§ **EXERCISE REQUIREMENTS**: Below is a listing; copy all of it exactly.

§ **STORED ROWS**:
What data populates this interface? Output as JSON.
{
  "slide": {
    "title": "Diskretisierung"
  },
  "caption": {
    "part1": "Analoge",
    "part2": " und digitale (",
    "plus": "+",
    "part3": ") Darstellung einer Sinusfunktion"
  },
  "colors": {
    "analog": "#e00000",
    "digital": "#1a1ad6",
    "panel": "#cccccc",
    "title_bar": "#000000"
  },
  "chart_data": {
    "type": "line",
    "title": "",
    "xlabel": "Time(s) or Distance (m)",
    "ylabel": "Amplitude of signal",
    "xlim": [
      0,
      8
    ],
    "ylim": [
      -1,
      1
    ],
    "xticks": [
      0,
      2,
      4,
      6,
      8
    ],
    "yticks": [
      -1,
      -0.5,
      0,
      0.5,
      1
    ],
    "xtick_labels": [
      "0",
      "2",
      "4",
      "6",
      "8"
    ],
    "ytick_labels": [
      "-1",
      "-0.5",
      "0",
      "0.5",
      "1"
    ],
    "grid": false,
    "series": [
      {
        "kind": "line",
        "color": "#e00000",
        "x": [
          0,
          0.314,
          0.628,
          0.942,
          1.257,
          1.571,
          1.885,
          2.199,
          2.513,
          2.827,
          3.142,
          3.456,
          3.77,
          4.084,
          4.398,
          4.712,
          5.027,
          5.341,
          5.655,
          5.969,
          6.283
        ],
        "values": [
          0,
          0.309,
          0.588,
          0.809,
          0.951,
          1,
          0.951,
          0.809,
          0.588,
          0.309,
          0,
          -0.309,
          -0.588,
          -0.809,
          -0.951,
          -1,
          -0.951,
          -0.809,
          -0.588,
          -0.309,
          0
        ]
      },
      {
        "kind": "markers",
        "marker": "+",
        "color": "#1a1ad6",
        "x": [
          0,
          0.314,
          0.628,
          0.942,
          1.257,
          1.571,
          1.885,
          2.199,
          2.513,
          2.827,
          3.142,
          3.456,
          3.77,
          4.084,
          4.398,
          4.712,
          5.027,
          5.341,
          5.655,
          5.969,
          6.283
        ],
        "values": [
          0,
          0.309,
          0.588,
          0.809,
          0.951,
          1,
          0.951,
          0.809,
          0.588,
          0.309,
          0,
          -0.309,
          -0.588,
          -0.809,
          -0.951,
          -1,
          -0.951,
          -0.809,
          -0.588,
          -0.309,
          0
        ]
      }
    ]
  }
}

§ **COMPLETE ANSWER**:
What data populates this interface? Output as JSON.
{
  "slide": {
    "title": "Diskretisierung"
  },
  "caption": {
    "part1": "Analoge",
    "part2": " und digitale (",
    "plus": "+",
    "part3": ") Darstellung einer Sinusfunktion"
  },
  "colors": {
    "analog": "#e00000",
    "digital": "#1a1ad6",
    "panel": "#cccccc",
    "title_bar": "#000000"
  },
  "chart_data": {
    "type": "line",
    "title": "",
    "xlabel": "Time(s) or Distance (m)",
    "ylabel": "Amplitude of signal",
    "xlim": [
      0,
      8
    ],
    "ylim": [
      -1,
      1
    ],
    "xticks": [
      0,
      2,
      4,
      6,
      8
    ],
    "yticks": [
      -1,
      -0.5,
      0,
      0.5,
      1
    ],
    "xtick_labels": [
      "0",
      "2",
      "4",
      "6",
      "8"
    ],
    "ytick_labels": [
      "-1",
      "-0.5",
      "0",
      "0.5",
      "1"
    ],
    "grid": false,
    "series": [
      {
        "kind": "line",
        "color": "#e00000",
        "x": [
          0,
          0.314,
          0.628,
          0.942,
          1.257,
          1.571,
          1.885,
          2.199,
          2.513,
          2.827,
          3.142,
          3.456,
          3.77,
          4.084,
          4.398,
          4.712,
          5.027,
          5.341,
          5.655,
          5.969,
          6.283
        ],
        "values": [
          0,
          0.309,
          0.588,
          0.809,
          0.951,
          1,
          0.951,
          0.809,
          0.588,
          0.309,
          0,
          -0.309,
          -0.588,
          -0.809,
          -0.951,
          -1,
          -0.951,
          -0.809,
          -0.588,
          -0.309,
          0
        ]
      },
      {
        "kind": "markers",
        "marker": "+",
        "color": "#1a1ad6",
        "x": [
          0,
          0.314,
          0.628,
          0.942,
          1.257,
          1.571,
          1.885,
          2.199,
          2.513,
          2.827,
          3.142,
          3.456,
          3.77,
          4.084,
          4.398,
          4.712,
          5.027,
          5.341,
          5.655,
          5.969,
          6.283
        ],
        "values": [
          0,
          0.309,
          0.588,
          0.809,
          0.951,
          1,
          0.951,
          0.809,
          0.588,
          0.309,
          0,
          -0.309,
          -0.588,
          -0.809,
          -0.951,
          -1,
          -0.951,
          -0.809,
          -0.588,
          -0.309,
          0
        ]
      }
    ]
  }
}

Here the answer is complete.